--- BEGIN Working data ---

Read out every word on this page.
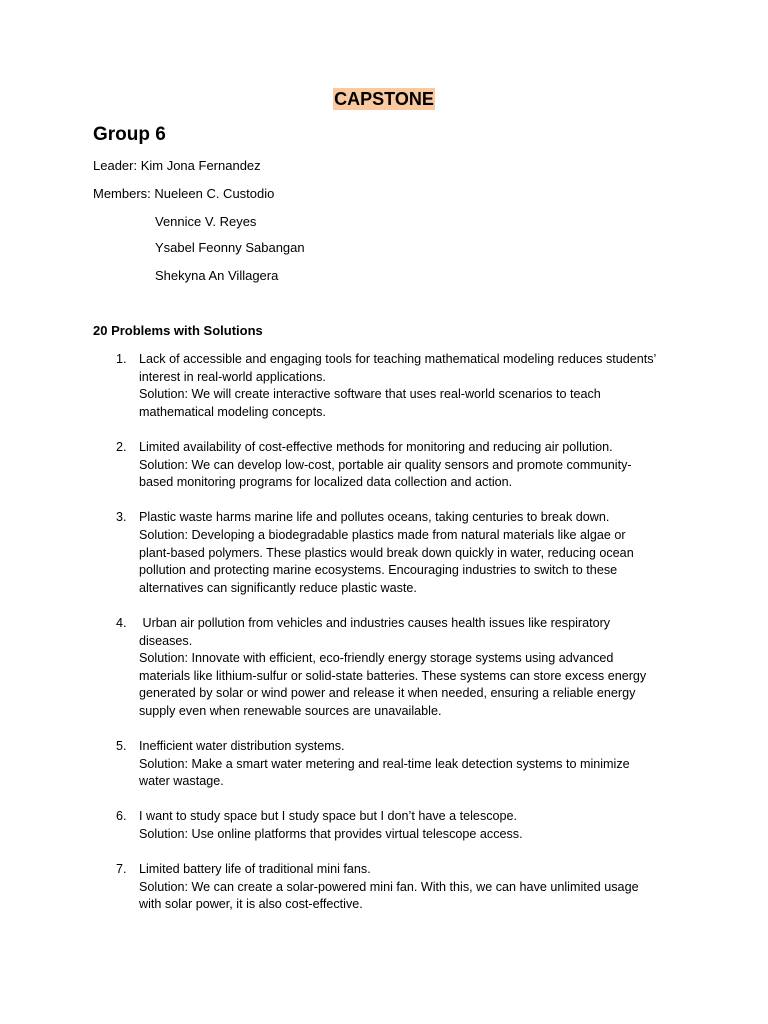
CAPSTONE
Group 6
Leader: Kim Jona Fernandez
Members: Nueleen C. Custodio
Vennice V. Reyes
Ysabel Feonny Sabangan
Shekyna An Villagera
20 Problems with Solutions
1. Lack of accessible and engaging tools for teaching mathematical modeling reduces students’
interest in real-world applications.
Solution: We will create interactive software that uses real-world scenarios to teach
mathematical modeling concepts.
2. Limited availability of cost-effective methods for monitoring and reducing air pollution.
Solution: We can develop low-cost, portable air quality sensors and promote community-
based monitoring programs for localized data collection and action.
3. Plastic waste harms marine life and pollutes oceans, taking centuries to break down.
Solution: Developing a biodegradable plastics made from natural materials like algae or
plant-based polymers. These plastics would break down quickly in water, reducing ocean
pollution and protecting marine ecosystems. Encouraging industries to switch to these
alternatives can significantly reduce plastic waste.
4. Urban air pollution from vehicles and industries causes health issues like respiratory
diseases.
Solution: Innovate with efficient, eco-friendly energy storage systems using advanced
materials like lithium-sulfur or solid-state batteries. These systems can store excess energy
generated by solar or wind power and release it when needed, ensuring a reliable energy
supply even when renewable sources are unavailable.
5. Inefficient water distribution systems.
Solution: Make a smart water metering and real-time leak detection systems to minimize
water wastage.
6. I want to study space but I study space but I don’t have a telescope.
Solution: Use online platforms that provides virtual telescope access.
7. Limited battery life of traditional mini fans.
Solution: We can create a solar-powered mini fan. With this, we can have unlimited usage
with solar power, it is also cost-effective.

--- END Working data ---

■ Goal ■
Each line in the entries above that includes the string "world" should be extracted.

■ Task response ■
interest in real-world applications.
Solution: We will create interactive software that uses real-world scenarios to teach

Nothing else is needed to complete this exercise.